■ WHAT IS BEING ASKED ■
Quote, without any change, the line that contains "Decode this image" and all lines that follow it to the end of the data below.

[Rows from a figure dataset]
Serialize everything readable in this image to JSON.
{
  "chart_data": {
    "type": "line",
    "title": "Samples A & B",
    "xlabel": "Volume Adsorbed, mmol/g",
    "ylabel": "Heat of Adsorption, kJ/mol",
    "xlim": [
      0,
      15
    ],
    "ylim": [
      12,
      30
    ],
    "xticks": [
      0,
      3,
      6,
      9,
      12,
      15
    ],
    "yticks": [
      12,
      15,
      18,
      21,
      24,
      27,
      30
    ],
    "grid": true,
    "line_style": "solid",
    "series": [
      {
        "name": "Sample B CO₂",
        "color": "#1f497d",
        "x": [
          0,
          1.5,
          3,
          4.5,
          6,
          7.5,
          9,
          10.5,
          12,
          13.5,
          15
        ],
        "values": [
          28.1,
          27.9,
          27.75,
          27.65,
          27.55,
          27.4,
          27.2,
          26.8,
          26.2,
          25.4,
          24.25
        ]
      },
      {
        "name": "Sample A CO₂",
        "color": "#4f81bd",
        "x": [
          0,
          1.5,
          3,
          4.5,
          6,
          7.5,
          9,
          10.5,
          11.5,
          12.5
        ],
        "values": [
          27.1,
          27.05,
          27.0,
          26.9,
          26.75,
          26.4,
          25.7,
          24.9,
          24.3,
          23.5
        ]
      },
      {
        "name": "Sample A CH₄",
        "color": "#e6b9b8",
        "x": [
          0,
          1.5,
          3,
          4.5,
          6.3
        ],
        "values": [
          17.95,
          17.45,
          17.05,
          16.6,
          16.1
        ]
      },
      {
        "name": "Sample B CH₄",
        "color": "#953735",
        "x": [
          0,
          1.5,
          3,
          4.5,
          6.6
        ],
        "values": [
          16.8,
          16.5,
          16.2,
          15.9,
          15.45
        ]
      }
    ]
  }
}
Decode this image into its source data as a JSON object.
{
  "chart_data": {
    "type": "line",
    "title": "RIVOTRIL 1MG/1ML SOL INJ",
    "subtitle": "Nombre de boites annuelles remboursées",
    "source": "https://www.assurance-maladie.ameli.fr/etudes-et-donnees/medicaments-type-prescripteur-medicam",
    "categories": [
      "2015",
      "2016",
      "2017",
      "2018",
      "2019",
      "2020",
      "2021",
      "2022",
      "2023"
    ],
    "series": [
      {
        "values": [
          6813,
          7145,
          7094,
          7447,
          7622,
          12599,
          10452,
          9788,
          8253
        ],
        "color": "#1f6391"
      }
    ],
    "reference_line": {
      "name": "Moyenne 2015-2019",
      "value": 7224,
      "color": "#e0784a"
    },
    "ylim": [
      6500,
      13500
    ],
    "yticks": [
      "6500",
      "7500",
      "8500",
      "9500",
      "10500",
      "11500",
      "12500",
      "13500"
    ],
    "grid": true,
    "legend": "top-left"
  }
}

■ WRITTEN RESPONSE ■
Decode this image into its source data as a JSON object.
{
  "chart_data": {
    "type": "line",
    "title": "RIVOTRIL 1MG/1ML SOL INJ",
    "subtitle": "Nombre de boites annuelles remboursées",
    "source": "https://www.assurance-maladie.ameli.fr/etudes-et-donnees/medicaments-type-prescripteur-medicam",
    "categories": [
      "2015",
      "2016",
      "2017",
      "2018",
      "2019",
      "2020",
      "2021",
      "2022",
      "2023"
    ],
    "series": [
      {
        "values": [
          6813,
          7145,
          7094,
          7447,
          7622,
          12599,
          10452,
          9788,
          8253
        ],
        "color": "#1f6391"
      }
    ],
    "reference_line": {
      "name": "Moyenne 2015-2019",
      "value": 7224,
      "color": "#e0784a"
    },
    "ylim": [
      6500,
      13500
    ],
    "yticks": [
      "6500",
      "7500",
      "8500",
      "9500",
      "10500",
      "11500",
      "12500",
      "13500"
    ],
    "grid": true,
    "legend": "top-left"
  }
}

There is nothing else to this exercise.